# start of Excerpt

There are not a few Catholics who think the next Pope will be an improvement but do they consider who has been restocking The Cardinalate?

The family motto of ABS may, sadly, prove to be accurate; It is always darkest before the storm,

Tom B. said...

https://en.m.wikipedia.org/wiki/Democratic_centralism

KaeseEs said...

"What would you do if you suddenly found yourself the Chairman of your Episcopal Conference in these circumstances?"

Well for starters I'd try and dissolve the body since I don't believe in episcopal conferences. Failing that, I would have a Long Think about how to explain to my wife that I had somehow woken up a bishop and whether my new status would require a certain sort of continence in our marriage that would preclude further children, in which case I would have to frantically google the least-serious sort of crime that one can commit that would get one defrocked.

In the meantime while awaiting ecclesial trial on account of misappropriation of diocesan funds to purchase Beanie Babies (a sound investment!), I would draft a letter to my brother bishops about the challenges facing the modern family. I would speak frankly about the damage done to our society by divorce, infidelity, and bastardry, and also about the alienation seemingly inherent to modern society. I would discuss the disservice we are doing to people by telling them comforting lies and leading them down a merry road to hell rather than preaching the Gospel in season and out of season; I would quote Saint Augustine about the fate of priests who fail to warn their flocks. I would discuss previous instances where the Church allowed various abuses to persist and the evil thus done both by the abuses themselves and by the inevitable over-reaction thereto from some quarters. I would finish by asking for proposals on how we can reduce the divorce rate in our churches given the apparent failure of our "pre-Cana" programs.

Then, I would have one of my cronies send out another letter rattling off the canons and decrees of Trent on the sacrament of matrimony.

pjotr said...

Italians say: "basta"

Mike Sheil said...

I suspect something underhanded is afoot.

mcgod said...

Rose Marie Silence means Silence , nothing more or less and we Anglophones have that explanation from none other that St Thomas More who had to remind his judges, learned men in the law, of that fact when those judged tried to interpret his silence during his treason trial

Louis C. Gasper said...

mcgod, while I appreciate what you relate about St Thomas More’s statements, which are solidly based in the Regulae Juris of Boniface VIII, we have to remember that these are juridical principles framed to help assure justice in the workings of law. What Rose Marie is complaining of is not a matter of operation of law but of how it is the hierarchy is or should be pastors.

Pertinent to that, I would endorse the statement attributed to the anonymous Prince of the Church that silence implies solidarity with the dubia. This on the ground that when tyranny stalks the land, swiftly and mercilessly striking down any who evidence dissent, but handsomely rewarding sycophants for nothing more than their toadyism, silence on a matter of great and dividing importance is unlikely to be mere silence. The toadies will bark for their reward; the others will not speak.

# end of Excerpt
# start of Data entries

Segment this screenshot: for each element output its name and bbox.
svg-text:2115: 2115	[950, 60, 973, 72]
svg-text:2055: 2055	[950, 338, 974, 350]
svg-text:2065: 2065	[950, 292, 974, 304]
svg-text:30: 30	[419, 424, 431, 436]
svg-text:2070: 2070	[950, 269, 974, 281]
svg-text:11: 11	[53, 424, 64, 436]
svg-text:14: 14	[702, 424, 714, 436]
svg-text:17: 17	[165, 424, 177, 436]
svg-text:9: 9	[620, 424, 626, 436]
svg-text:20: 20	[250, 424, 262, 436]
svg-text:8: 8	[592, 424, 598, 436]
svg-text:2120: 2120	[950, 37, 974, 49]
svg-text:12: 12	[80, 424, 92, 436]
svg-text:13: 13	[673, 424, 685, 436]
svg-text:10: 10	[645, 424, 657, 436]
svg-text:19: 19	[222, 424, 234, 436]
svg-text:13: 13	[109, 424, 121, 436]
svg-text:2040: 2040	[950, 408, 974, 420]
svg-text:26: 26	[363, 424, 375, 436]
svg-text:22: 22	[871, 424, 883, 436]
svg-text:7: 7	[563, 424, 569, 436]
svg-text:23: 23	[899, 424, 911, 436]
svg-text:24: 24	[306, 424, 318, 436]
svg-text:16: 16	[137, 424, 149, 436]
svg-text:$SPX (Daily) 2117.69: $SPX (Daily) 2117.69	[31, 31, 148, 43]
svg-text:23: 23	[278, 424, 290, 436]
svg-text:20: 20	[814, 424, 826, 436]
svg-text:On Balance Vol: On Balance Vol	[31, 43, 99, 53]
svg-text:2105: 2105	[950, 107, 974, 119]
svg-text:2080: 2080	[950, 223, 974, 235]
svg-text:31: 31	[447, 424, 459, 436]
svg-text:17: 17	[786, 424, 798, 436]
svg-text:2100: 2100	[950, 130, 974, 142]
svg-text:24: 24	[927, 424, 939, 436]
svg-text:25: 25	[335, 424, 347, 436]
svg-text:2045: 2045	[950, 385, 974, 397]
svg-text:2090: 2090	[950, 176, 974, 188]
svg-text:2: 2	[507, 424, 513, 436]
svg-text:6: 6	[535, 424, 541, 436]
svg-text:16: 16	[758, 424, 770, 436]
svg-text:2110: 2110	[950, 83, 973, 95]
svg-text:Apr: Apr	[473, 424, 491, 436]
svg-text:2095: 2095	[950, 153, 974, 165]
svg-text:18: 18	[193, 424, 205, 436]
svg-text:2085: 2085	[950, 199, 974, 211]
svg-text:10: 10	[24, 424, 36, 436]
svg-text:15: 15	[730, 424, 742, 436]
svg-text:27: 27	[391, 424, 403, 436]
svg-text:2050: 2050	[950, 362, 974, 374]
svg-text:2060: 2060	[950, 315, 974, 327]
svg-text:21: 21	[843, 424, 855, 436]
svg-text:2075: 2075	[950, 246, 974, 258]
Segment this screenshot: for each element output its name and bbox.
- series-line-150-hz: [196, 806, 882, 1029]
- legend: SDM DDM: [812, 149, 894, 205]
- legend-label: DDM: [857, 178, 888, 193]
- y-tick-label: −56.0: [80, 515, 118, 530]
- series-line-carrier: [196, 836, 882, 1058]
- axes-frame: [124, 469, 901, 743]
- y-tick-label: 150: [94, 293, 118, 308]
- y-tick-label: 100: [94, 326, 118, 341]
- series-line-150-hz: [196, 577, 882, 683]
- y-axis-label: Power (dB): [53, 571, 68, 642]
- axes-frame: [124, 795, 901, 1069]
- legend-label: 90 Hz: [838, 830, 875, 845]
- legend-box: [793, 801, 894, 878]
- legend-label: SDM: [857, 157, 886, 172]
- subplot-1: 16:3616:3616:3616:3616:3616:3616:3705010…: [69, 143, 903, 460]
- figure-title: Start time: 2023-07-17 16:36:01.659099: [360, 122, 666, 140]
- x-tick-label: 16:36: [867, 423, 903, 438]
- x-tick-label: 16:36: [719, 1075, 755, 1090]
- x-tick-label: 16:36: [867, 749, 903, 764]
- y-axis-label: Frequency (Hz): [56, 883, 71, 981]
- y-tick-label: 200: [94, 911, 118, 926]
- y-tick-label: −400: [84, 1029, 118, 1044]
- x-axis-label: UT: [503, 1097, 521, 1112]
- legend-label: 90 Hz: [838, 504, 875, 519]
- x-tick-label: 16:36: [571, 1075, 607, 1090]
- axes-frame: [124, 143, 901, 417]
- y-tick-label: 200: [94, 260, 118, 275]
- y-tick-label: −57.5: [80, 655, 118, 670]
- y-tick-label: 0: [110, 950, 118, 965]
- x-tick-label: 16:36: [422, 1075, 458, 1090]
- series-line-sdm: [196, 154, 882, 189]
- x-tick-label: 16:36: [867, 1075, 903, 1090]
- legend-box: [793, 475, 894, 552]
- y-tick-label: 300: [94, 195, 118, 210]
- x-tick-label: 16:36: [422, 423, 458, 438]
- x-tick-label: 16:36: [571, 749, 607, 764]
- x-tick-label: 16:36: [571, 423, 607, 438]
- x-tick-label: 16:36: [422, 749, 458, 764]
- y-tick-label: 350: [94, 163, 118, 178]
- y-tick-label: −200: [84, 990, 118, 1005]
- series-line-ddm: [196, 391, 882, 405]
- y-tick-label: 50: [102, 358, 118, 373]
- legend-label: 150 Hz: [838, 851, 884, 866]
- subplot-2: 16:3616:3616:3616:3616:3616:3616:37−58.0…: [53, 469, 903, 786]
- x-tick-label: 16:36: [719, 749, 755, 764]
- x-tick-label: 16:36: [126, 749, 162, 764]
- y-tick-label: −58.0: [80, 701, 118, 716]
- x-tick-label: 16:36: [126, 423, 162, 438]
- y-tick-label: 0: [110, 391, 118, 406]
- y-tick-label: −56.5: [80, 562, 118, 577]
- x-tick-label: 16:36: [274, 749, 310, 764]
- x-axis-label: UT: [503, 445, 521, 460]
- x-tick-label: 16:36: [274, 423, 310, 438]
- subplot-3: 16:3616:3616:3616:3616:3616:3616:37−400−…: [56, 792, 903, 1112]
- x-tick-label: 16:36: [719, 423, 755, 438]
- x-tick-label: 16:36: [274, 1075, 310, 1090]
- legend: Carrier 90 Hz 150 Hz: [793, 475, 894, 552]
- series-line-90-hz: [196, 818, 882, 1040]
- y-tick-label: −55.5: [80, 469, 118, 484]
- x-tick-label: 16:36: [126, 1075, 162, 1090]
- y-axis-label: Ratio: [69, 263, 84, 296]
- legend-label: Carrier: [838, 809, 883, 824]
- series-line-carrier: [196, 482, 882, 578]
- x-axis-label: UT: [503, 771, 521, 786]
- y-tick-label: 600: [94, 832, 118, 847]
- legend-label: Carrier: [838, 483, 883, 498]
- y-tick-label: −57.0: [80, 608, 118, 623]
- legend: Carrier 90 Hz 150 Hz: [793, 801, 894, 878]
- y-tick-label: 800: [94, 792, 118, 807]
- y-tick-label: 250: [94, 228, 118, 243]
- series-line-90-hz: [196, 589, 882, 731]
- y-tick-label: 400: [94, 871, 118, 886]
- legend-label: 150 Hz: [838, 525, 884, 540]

# end of Data entries

■ Exercise requirements:
A. In the comment thread, what does KaeseEs say he would buy with misappropriated diocesan funds?
B. Duplicate the listing, beginning at its first line and stopping after the line that contains "424, 883, 436]".
The listing is unrelated to the comment thread.

■ Solved tasks:
A. Beanie Babies.

B.
Segment this screenshot: for each element output its name and bbox.
svg-text:2115: 2115	[950, 60, 973, 72]
svg-text:2055: 2055	[950, 338, 974, 350]
svg-text:2065: 2065	[950, 292, 974, 304]
svg-text:30: 30	[419, 424, 431, 436]
svg-text:2070: 2070	[950, 269, 974, 281]
svg-text:11: 11	[53, 424, 64, 436]
svg-text:14: 14	[702, 424, 714, 436]
svg-text:17: 17	[165, 424, 177, 436]
svg-text:9: 9	[620, 424, 626, 436]
svg-text:20: 20	[250, 424, 262, 436]
svg-text:8: 8	[592, 424, 598, 436]
svg-text:2120: 2120	[950, 37, 974, 49]
svg-text:12: 12	[80, 424, 92, 436]
svg-text:13: 13	[673, 424, 685, 436]
svg-text:10: 10	[645, 424, 657, 436]
svg-text:19: 19	[222, 424, 234, 436]
svg-text:13: 13	[109, 424, 121, 436]
svg-text:2040: 2040	[950, 408, 974, 420]
svg-text:26: 26	[363, 424, 375, 436]
svg-text:22: 22	[871, 424, 883, 436]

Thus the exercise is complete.